:: Records provided ::
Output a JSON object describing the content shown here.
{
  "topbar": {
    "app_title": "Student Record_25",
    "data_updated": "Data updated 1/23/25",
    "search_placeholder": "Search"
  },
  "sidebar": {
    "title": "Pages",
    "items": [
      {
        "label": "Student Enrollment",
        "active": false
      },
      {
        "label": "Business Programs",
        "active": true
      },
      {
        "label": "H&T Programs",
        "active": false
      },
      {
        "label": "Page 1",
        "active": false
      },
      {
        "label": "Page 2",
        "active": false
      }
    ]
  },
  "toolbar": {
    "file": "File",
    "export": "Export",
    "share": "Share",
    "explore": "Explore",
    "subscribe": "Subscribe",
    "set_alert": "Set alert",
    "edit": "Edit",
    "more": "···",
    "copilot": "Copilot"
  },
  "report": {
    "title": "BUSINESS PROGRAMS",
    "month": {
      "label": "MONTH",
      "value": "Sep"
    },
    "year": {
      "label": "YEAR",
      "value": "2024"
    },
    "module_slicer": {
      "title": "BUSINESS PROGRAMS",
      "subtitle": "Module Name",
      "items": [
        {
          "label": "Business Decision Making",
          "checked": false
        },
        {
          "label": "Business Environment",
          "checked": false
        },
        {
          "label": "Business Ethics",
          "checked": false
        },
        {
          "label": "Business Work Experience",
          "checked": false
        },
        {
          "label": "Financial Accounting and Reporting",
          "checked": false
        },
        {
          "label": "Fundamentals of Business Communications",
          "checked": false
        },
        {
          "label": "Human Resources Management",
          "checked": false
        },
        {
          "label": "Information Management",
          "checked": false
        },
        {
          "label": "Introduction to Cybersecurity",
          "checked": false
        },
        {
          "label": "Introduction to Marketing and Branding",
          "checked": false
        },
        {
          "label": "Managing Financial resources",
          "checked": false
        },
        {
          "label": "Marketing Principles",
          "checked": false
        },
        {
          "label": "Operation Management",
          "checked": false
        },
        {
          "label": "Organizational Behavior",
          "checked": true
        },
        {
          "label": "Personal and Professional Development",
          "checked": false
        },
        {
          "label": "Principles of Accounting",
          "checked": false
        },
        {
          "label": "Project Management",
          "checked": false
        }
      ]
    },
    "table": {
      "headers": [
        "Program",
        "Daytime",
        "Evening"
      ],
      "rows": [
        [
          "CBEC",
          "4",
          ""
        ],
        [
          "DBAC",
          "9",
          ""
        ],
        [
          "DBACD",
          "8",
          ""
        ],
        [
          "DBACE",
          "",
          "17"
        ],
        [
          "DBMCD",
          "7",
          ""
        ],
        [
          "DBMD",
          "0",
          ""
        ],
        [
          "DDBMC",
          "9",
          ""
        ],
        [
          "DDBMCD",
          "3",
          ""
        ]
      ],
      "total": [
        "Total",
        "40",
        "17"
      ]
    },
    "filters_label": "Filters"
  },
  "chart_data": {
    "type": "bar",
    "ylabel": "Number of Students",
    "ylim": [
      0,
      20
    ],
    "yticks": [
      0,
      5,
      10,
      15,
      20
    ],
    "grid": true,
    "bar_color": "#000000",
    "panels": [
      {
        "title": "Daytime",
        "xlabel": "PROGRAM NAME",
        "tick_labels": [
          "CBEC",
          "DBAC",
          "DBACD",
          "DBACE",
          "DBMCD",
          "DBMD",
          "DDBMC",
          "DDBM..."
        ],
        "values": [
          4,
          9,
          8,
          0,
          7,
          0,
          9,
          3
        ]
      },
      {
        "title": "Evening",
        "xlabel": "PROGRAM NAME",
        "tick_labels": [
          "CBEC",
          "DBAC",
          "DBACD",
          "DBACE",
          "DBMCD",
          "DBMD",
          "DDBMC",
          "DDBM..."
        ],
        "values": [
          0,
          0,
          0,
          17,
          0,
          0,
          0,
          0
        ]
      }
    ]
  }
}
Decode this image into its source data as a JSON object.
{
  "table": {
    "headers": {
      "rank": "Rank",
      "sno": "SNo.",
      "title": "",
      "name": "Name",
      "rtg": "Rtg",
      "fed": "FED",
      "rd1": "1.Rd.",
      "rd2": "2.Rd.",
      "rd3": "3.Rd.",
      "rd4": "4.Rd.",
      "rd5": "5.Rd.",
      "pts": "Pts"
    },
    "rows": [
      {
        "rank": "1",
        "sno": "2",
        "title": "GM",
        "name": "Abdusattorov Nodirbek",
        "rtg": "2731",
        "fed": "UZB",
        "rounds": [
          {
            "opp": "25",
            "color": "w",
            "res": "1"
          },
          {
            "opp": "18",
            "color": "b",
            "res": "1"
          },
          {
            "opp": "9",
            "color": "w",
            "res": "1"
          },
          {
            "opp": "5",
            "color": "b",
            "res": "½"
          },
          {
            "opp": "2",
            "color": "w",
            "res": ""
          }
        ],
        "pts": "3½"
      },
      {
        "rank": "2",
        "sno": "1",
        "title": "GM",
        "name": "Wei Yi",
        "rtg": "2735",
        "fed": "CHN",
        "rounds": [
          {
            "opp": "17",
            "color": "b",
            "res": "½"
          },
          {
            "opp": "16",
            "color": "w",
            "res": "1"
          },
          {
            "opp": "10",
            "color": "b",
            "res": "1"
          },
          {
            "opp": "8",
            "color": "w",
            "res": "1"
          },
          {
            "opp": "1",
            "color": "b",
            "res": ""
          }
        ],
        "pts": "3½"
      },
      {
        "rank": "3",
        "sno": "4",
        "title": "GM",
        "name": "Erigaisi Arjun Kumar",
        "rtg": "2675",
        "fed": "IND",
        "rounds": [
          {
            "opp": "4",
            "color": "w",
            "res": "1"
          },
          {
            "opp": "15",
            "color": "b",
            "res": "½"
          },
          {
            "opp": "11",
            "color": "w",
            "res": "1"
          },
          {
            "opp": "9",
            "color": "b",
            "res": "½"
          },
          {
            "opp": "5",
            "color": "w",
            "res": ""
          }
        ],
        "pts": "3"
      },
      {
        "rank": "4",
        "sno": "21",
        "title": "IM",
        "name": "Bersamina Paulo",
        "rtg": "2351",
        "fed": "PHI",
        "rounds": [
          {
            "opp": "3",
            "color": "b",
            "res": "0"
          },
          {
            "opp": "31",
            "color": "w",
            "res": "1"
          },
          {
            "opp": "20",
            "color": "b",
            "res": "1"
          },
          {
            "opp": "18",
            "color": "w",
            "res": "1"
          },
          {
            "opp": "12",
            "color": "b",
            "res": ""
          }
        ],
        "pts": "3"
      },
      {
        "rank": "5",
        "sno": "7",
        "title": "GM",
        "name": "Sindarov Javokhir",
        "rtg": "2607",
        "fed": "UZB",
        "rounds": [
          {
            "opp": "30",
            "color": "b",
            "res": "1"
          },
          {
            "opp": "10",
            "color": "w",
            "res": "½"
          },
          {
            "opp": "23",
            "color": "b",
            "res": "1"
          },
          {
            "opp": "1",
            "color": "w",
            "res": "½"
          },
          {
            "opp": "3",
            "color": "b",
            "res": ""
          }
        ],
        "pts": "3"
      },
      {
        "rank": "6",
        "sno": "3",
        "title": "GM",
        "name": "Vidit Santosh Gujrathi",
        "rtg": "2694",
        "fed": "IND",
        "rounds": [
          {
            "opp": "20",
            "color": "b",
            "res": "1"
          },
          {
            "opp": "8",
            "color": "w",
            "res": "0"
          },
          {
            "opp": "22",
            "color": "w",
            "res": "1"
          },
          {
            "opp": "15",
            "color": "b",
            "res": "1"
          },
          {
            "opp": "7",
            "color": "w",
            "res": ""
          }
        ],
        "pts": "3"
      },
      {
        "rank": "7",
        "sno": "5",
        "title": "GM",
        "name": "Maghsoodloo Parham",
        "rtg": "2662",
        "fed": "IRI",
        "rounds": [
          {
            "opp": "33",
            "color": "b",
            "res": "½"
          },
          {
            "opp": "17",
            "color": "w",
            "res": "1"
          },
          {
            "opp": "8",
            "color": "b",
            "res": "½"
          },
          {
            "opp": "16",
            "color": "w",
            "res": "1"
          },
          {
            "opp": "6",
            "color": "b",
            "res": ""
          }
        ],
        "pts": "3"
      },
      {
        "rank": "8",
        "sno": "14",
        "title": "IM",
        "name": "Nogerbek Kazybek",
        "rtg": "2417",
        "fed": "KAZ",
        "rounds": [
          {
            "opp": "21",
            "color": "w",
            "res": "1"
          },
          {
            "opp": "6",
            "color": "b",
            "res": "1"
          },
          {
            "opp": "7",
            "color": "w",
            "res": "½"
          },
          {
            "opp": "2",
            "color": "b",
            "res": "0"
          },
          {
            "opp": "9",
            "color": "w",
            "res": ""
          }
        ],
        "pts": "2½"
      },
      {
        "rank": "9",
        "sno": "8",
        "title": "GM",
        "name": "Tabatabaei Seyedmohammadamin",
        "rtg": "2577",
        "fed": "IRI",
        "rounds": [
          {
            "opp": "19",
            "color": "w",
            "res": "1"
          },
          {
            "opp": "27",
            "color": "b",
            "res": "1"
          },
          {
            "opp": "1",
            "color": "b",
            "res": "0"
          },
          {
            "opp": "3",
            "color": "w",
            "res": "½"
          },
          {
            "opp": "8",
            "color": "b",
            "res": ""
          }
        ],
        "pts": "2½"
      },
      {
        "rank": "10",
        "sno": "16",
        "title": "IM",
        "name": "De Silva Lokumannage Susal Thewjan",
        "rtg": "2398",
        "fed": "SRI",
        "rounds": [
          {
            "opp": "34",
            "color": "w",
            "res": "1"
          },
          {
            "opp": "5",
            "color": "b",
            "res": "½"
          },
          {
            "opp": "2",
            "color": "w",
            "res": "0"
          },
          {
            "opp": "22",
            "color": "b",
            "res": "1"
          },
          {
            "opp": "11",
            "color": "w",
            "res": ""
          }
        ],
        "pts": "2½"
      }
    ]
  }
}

:: Task to carry out ::
Work out the number of lines in this listing that include the word "Introduction". Reply with that number only.

:: Solution ::
2